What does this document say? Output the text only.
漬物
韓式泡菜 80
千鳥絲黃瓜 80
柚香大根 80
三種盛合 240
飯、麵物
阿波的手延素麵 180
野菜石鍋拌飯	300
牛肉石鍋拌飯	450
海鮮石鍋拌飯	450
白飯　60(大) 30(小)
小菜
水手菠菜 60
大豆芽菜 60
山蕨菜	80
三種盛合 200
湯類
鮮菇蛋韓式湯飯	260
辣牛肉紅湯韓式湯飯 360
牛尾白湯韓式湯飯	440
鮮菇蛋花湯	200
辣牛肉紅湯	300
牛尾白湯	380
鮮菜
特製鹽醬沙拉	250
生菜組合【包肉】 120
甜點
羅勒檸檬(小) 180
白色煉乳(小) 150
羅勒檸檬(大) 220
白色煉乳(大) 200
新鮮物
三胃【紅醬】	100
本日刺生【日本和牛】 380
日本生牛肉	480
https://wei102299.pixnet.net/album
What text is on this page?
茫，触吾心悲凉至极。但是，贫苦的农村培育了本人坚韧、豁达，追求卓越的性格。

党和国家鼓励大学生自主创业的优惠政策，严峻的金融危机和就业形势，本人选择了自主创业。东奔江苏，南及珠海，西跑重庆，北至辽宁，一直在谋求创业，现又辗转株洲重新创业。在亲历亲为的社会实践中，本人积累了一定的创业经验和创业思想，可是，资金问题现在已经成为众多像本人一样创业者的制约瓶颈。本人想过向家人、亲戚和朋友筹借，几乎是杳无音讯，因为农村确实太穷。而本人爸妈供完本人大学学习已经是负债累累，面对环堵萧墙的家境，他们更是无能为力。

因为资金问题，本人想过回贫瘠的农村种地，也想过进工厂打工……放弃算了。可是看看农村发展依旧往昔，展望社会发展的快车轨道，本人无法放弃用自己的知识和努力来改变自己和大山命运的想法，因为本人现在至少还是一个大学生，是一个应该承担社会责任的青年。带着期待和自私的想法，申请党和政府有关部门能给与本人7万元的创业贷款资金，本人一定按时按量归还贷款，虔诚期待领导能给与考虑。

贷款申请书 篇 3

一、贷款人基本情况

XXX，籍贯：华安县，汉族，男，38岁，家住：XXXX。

- - -

Output every entry shown above, exactly.

What does this document say? Output the text only.
漬物
韓式泡菜 80
千鳥絲黃瓜 80
柚香大根 80
三種盛合 240
飯、麵物
阿波的手延素麵 180
野菜石鍋拌飯	300
牛肉石鍋拌飯	450
海鮮石鍋拌飯	450
白飯　60(大) 30(小)
小菜
水手菠菜 60
大豆芽菜 60
山蕨菜	80
三種盛合 200
湯類
鮮菇蛋韓式湯飯	260
辣牛肉紅湯韓式湯飯 360
牛尾白湯韓式湯飯	440
鮮菇蛋花湯	200
辣牛肉紅湯	300
牛尾白湯	380
鮮菜
特製鹽醬沙拉	250
生菜組合【包肉】 120
甜點
羅勒檸檬(小) 180
白色煉乳(小) 150
羅勒檸檬(大) 220
白色煉乳(大) 200
新鮮物
三胃【紅醬】	100
本日刺生【日本和牛】 380
日本生牛肉	480
https://wei102299.pixnet.net/album
What text is on this page?
茫，触吾心悲凉至极。但是，贫苦的农村培育了本人坚韧、豁达，追求卓越的性格。

党和国家鼓励大学生自主创业的优惠政策，严峻的金融危机和就业形势，本人选择了自主创业。东奔江苏，南及珠海，西跑重庆，北至辽宁，一直在谋求创业，现又辗转株洲重新创业。在亲历亲为的社会实践中，本人积累了一定的创业经验和创业思想，可是，资金问题现在已经成为众多像本人一样创业者的制约瓶颈。本人想过向家人、亲戚和朋友筹借，几乎是杳无音讯，因为农村确实太穷。而本人爸妈供完本人大学学习已经是负债累累，面对环堵萧墙的家境，他们更是无能为力。

因为资金问题，本人想过回贫瘠的农村种地，也想过进工厂打工……放弃算了。可是看看农村发展依旧往昔，展望社会发展的快车轨道，本人无法放弃用自己的知识和努力来改变自己和大山命运的想法，因为本人现在至少还是一个大学生，是一个应该承担社会责任的青年。带着期待和自私的想法，申请党和政府有关部门能给与本人7万元的创业贷款资金，本人一定按时按量归还贷款，虔诚期待领导能给与考虑。

贷款申请书 篇 3

一、贷款人基本情况

XXX，籍贯：华安县，汉族，男，38岁，家住：XXXX。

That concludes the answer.